═══ PROVIDED MATERIAL

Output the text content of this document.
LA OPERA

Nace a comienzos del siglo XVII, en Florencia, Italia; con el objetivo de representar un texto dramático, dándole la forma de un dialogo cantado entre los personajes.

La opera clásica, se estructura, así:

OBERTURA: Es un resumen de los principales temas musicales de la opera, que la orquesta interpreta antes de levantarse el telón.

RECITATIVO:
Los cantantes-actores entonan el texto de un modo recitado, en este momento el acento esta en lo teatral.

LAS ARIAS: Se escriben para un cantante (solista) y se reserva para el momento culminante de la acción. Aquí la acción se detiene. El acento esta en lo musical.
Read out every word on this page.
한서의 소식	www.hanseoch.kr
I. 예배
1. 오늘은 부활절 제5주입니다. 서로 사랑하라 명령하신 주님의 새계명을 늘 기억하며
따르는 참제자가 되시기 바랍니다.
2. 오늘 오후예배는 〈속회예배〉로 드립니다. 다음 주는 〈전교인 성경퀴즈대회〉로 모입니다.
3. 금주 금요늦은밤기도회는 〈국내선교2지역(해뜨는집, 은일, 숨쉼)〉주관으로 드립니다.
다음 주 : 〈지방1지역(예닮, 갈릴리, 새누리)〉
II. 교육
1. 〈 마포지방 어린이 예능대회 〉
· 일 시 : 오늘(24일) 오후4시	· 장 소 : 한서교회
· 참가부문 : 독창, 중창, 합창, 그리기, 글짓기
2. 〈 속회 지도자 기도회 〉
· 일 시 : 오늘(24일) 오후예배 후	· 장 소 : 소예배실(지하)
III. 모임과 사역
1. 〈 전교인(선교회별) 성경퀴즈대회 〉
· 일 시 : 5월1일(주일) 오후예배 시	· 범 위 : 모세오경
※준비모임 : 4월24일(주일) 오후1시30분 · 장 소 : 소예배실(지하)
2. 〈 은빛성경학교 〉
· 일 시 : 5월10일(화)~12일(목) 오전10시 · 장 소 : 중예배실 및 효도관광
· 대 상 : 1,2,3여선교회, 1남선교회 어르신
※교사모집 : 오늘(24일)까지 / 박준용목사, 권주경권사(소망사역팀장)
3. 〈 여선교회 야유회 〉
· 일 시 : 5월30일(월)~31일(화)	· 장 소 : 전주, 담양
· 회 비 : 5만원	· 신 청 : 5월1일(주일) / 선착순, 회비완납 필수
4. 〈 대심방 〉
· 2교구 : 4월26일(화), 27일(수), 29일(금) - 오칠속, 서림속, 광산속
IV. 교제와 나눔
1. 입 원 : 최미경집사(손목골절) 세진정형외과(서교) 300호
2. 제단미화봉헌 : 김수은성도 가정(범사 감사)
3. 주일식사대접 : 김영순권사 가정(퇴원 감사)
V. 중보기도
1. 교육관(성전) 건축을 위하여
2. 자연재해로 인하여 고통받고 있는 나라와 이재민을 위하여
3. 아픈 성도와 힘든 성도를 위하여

══════

▸ YOUR OBJECTIVE:
Scan the listing above and identify each line holding the string "this"; copy every such line.

▸ THE SOLUTION:
Output the text content of this document.
Read out every word on this page.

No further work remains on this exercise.